* _ESTRATTO DEL TESTO_:
Liquidato Sarri la Juventus deve liquidare altri articoli dell’emporio. Trattasi degli eterni Buffon e Chiellini il cui peso, tecnico e contabile, non ha più una ragione effettiva e, al massimo, affettiva. Con loro la Juventus deve liberarsi di altre figure che hanno ormai concluso la propria carriera italiana, Khedira e Higuain. Posso aggiungere Matuidi e queste “liberazioni” potrebbero costare una cifra vicina ai 50 milioni di euro, greve per i conti bianconeri già appesantiti. 

Nell’elenco del fine corsa ci sono Douglas Costa e De Sciglio i quali possono rientrare in alcune operazioni di scambio, come Bernardeschi. Tutto ciò significa un nuovo investimento da parte della proprietà. Non ci sono alternative se Agnelli non vuole rischiare l’epilogo di altri suoi colleghi presidenti che, per passione, sono stati poi costretti a rivedere i propri progetti.

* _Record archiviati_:
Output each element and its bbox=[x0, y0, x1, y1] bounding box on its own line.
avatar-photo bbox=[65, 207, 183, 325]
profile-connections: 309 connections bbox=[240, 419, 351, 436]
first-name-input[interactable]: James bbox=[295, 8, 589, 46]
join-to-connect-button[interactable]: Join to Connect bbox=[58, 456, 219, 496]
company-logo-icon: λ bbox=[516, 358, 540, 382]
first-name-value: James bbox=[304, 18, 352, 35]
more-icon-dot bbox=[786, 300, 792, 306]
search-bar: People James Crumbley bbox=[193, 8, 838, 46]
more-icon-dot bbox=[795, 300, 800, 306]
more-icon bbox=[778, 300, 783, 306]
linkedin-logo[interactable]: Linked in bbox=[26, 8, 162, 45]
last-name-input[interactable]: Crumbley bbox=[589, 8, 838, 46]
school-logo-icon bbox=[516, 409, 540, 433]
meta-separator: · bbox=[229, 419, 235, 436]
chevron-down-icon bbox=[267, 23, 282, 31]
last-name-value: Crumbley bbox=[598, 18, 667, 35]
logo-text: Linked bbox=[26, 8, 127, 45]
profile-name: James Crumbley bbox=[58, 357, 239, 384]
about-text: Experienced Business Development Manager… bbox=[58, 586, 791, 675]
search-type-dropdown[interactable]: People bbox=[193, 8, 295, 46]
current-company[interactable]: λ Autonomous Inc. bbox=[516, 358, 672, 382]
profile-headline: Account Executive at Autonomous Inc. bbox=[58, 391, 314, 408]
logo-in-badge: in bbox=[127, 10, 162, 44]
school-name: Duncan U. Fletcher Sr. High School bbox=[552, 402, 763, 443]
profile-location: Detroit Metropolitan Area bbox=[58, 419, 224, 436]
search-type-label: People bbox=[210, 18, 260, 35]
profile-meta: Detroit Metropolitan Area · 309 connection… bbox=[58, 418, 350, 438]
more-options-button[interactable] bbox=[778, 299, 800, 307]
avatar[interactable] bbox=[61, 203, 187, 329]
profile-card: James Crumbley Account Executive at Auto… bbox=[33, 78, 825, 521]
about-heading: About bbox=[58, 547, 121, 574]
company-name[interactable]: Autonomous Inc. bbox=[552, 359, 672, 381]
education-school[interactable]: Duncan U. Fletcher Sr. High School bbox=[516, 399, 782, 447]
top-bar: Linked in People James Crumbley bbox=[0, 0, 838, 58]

* _COSA FARE_: Nel testo sulla Juventus, quale cifra potrebbero costare le "liberazioni" di Buffon, Chiellini, Khedira, Higuain e Matuidi? Per rispondere basati soltanto sul testo.

* _RISULTATO_: Una cifra vicina ai 50 milioni di euro.